## Exercice
Relevez toutes les éditions des Jeux olympiques citées dans l'article sur la protection des émissions de sport en direct, avec la ville et l'année de chacune, dans l'ordre chronologique.

## Article
──────────

Au-delà du signal : point de vue chinois sur la protection au titre du droit d’auteur des émissions de sport en direct
Yan Bo, directeur adjoint du Bureau du droit d’auteur et des affaires juridiques de la Télévision centrale de Chine, Beijing (Chine)
Au fil des ans, la radiodiffusion télévisuelle a joué un rôle catalyseur dans l’essor de l’économie du sport. Après tout, comme l’a fait remarquer Juan Antonio Samaranch, ancien président du Comité international olympique (CIO), le sport et la télévision forment un mariage idéal.
Le Mouvement olympique est un très bon exemple de la contribution économique significative des radiodiffuseurs au développement du sport. Comme l’a relevé Michael Payne, auteur de l’ouvrage Olympic Turnaround, le nouveau souffle du Mouvement olympique dans les années 1980 et sa viabilité financière à long terme sont étroitement liés à la télévision. Grâce à la radiodiffusion télévisuelle, des moments trépidants d’action olympique se sont traduits en taux d’audience et recettes publicitaires massifs.
La radiodiffusion télévisuelle a été le facteur prédominant de la promotion des manifestations sportives de haut niveau comme les Jeux olympiques et de la création de recettes de ces événements sportifs. Les Jeux olympiques de Beijing en 2008, de Londres en 2012 et de Rio en 2016 ont tous trois dépassé les 3 milliards de téléspectateurs, soit près de la moitié de la population mondiale. De 2013 à 2016, le Comité international olympique (CIO) a par ailleurs tiré 73% de ses recettes totales de la vente des droits de diffusion des Jeux olympiques (voir le diagramme 1). Comme le signale le CIO dans son Dossier d’information sur le marketing olympique 2019, les partenariats de radiodiffusion olympique ont doté le Mouvement olympique d’une “assise financière solide”. Ils représentent depuis plus de 30 ans sa “première source de recettes”.
Le mariage du sport et de la télévision est également un mariage “Made in China”. Si les Jeux olympiques de Berlin en 1936 ont marqué la première couverture télévisée en direct d’un événement sportif international, il a fallu attendre quatre décennies pour voir des manifestations sportives diffusées en direct en Chine. En 1978 pour la première fois, la Télévision centrale de Chine (CCTV) a enregistré et retransmis les quatre derniers matches de la Coupe du Monde de la FIFA en Argentine. En 1982, à la demande des téléspectateurs chinois, la CCTV a pour la première fois réussi à retransmettre en direct la finale de la Coupe du Monde, qui opposa en Espagne l’Italie et la République fédérale d’Allemagne (comme elle s’appelait à l’époque). La première retransmission en direct des Jeux olympiques en Chine remonte à 1984, aux Jeux de Los Angeles (États-Unis d’Amérique). . Par la suite, la CCTV a obtenu des licences pour retransmettre les compétitions des Jeux olympiques et des Coupes du Monde suivants en direct et à titre gratuit pour la majorité des téléspectateurs chinois.

──────────

## Données brutes
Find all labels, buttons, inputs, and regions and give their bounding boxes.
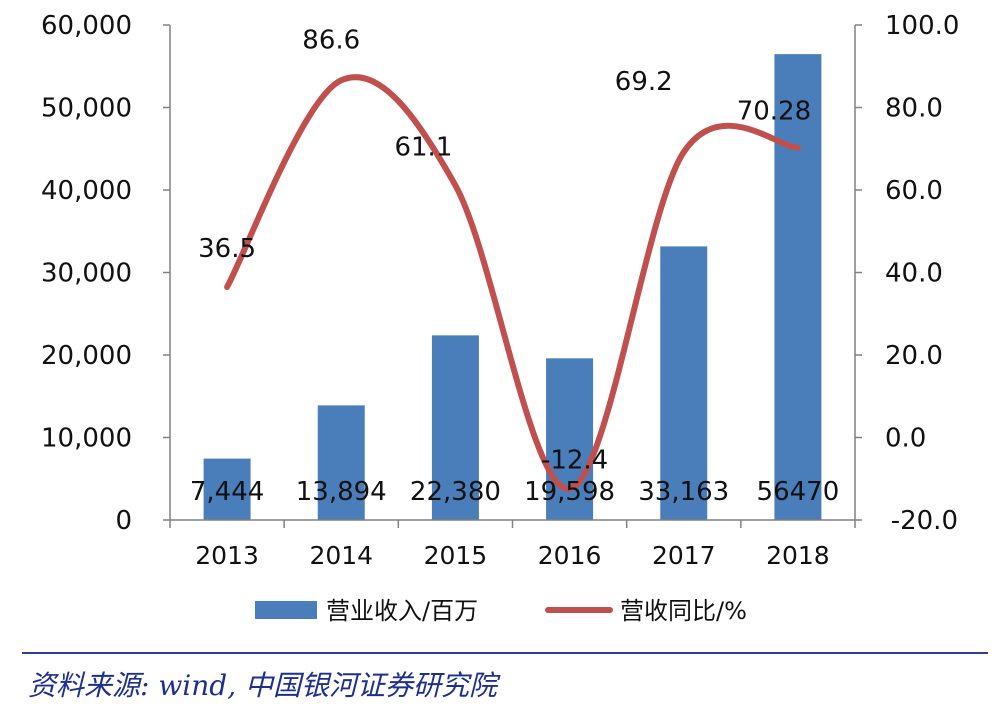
left-axis-tick-label: 30,000 bbox=[41, 259, 132, 289]
bar-2013 bbox=[203, 458, 251, 520]
right-axis-tick-label: 60.0 bbox=[885, 176, 943, 206]
x-axis-label-2014: 2014 bbox=[309, 541, 373, 570]
bar-2016 bbox=[546, 358, 594, 520]
left-axis-tick-label: 10,000 bbox=[41, 424, 132, 454]
right-axis-tick-label: 100.0 bbox=[885, 11, 959, 41]
x-axis-label-2013: 2013 bbox=[195, 541, 259, 570]
right-axis-tick-label: 20.0 bbox=[885, 341, 943, 371]
right-axis-tick-label: 80.0 bbox=[885, 94, 943, 124]
growth-line bbox=[224, 74, 801, 492]
bar-2015 bbox=[431, 335, 479, 520]
bar-data-label: 56470 bbox=[757, 477, 840, 507]
legend-bar-swatch bbox=[255, 601, 317, 619]
left-axis-tick-label: 40,000 bbox=[41, 176, 132, 206]
legend-bar-label: 营业收入/百万 bbox=[326, 597, 478, 625]
bar-2017 bbox=[660, 246, 708, 520]
x-axis-label-2015: 2015 bbox=[424, 541, 488, 570]
line-data-label: 69.2 bbox=[615, 67, 673, 97]
line-data-label: 86.6 bbox=[302, 25, 360, 55]
source-note: 资料来源: wind, 中国银河证券研究院 bbox=[28, 669, 498, 702]
left-axis-tick-label: 50,000 bbox=[41, 94, 132, 124]
line-data-label: 70.28 bbox=[737, 97, 811, 127]
line-data-label: 61.1 bbox=[394, 132, 452, 162]
bar-2014 bbox=[317, 405, 365, 520]
right-axis-tick-label: 40.0 bbox=[885, 259, 943, 289]
bar-data-label: 33,163 bbox=[638, 477, 729, 507]
line-data-label: 36.5 bbox=[198, 234, 256, 264]
x-axis-label-2016: 2016 bbox=[538, 541, 602, 570]
bar-data-label: 13,894 bbox=[296, 477, 387, 507]
bar-2018 bbox=[774, 54, 822, 521]
source-divider bbox=[22, 652, 988, 654]
bar-data-label: 22,380 bbox=[410, 477, 501, 507]
left-axis-tick-label: 0 bbox=[115, 506, 132, 536]
bar-data-label: 7,444 bbox=[190, 477, 264, 507]
bar-data-label: 19,598 bbox=[524, 477, 615, 507]
line-data-label: -12.4 bbox=[541, 446, 608, 476]
right-axis-tick-label: 0.0 bbox=[885, 424, 926, 454]
right-axis-tick-label: -20.0 bbox=[891, 506, 958, 536]
left-axis-tick-label: 60,000 bbox=[41, 11, 132, 41]
left-axis-tick-label: 20,000 bbox=[41, 341, 132, 371]
x-axis-label-2018: 2018 bbox=[766, 541, 830, 570]
x-axis-label-2017: 2017 bbox=[652, 541, 716, 570]
legend-line-label: 营收同比/% bbox=[620, 597, 747, 625]
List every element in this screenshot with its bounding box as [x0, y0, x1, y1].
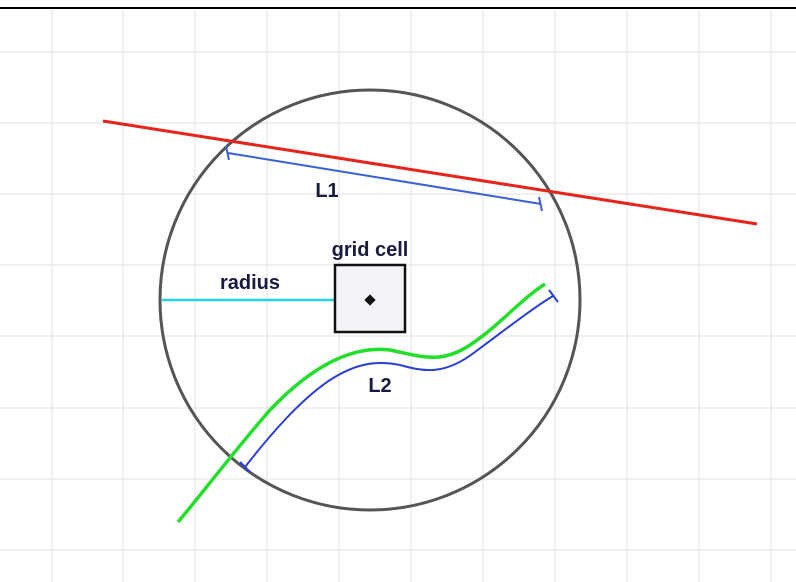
l2-tick	[548, 289, 559, 303]
red-line	[102, 119, 758, 226]
l2-label: L2	[368, 375, 391, 397]
l2-curve	[244, 295, 554, 468]
grid-cell-label: grid cell	[332, 239, 409, 261]
l2-tick	[239, 461, 251, 473]
l1-bracket	[225, 145, 543, 212]
search-circle	[158, 88, 582, 512]
green-line	[176, 282, 546, 524]
radius-label: radius	[220, 272, 280, 294]
cell-center	[364, 294, 376, 306]
l1-label: L1	[315, 180, 338, 202]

──────────

## Résultat
- Berlin, 1936
- Los Angeles, 1984
- Beijing, 2008
- Londres, 2012
- Rio, 2016